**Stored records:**

____________

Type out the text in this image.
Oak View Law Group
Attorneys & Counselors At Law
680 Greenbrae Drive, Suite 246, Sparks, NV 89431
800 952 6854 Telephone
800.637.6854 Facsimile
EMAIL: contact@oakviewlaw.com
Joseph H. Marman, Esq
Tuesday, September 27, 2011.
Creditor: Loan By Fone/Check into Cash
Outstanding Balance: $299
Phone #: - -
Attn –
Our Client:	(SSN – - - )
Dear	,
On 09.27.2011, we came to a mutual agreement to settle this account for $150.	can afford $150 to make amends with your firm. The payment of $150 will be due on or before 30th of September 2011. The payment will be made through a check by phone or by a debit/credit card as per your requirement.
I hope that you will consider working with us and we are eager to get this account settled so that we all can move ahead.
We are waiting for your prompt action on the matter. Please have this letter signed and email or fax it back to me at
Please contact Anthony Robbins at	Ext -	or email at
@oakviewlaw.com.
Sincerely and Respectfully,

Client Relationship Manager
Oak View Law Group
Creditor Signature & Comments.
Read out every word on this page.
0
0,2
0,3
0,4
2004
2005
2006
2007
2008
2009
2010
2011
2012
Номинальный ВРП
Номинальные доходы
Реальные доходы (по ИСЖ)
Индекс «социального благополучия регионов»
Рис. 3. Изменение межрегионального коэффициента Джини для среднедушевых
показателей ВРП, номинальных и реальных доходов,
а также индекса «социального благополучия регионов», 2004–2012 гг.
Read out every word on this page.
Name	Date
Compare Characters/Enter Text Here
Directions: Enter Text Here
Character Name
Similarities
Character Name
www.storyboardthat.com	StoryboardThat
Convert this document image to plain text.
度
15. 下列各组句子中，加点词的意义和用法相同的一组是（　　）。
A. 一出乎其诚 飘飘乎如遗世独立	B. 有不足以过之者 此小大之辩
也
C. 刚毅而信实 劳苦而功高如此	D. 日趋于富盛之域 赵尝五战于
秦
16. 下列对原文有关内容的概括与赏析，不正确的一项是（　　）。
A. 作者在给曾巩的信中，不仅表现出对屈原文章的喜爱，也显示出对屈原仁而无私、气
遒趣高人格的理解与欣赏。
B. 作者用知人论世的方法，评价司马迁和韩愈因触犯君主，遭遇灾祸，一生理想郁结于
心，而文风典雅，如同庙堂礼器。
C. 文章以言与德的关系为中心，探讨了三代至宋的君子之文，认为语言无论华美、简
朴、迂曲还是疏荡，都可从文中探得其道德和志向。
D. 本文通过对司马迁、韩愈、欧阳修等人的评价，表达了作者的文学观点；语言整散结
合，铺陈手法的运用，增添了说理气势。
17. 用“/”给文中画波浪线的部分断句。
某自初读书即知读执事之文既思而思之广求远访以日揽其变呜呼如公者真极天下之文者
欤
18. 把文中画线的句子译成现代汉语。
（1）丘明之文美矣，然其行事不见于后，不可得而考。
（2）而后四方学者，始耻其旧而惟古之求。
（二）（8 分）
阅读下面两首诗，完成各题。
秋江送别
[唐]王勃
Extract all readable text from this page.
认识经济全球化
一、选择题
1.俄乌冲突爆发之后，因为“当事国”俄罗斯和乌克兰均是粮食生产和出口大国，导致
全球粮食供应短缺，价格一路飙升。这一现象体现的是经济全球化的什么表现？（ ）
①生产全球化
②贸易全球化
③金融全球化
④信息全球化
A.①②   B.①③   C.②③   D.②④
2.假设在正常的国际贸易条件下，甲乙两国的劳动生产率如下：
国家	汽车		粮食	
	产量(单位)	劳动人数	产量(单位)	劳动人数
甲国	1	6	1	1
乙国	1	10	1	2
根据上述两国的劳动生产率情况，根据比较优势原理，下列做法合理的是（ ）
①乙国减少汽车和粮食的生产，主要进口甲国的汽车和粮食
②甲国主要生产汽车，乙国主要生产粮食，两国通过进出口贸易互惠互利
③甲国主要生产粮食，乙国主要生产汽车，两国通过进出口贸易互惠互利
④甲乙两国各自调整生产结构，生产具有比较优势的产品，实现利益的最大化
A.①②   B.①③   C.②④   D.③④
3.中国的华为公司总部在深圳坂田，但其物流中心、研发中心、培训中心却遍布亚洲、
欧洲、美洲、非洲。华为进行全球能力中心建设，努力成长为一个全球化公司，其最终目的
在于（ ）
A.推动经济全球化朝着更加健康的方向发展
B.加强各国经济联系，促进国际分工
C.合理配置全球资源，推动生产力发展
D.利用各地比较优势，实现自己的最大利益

____________

**GIVEN INSTRUCTION:** Show every line from the entries above in which "with" appears.

**EXERCISE RESULT:**
On 09.27.2011, we came to a mutual agreement to settle this account for $150.	can afford $150 to make amends with your firm. The payment of $150 will be due on or before 30th of September 2011. The payment will be made through a check by phone or by a debit/credit card as per your requirement.
I hope that you will consider working with us and we are eager to get this account settled so that we all can move ahead.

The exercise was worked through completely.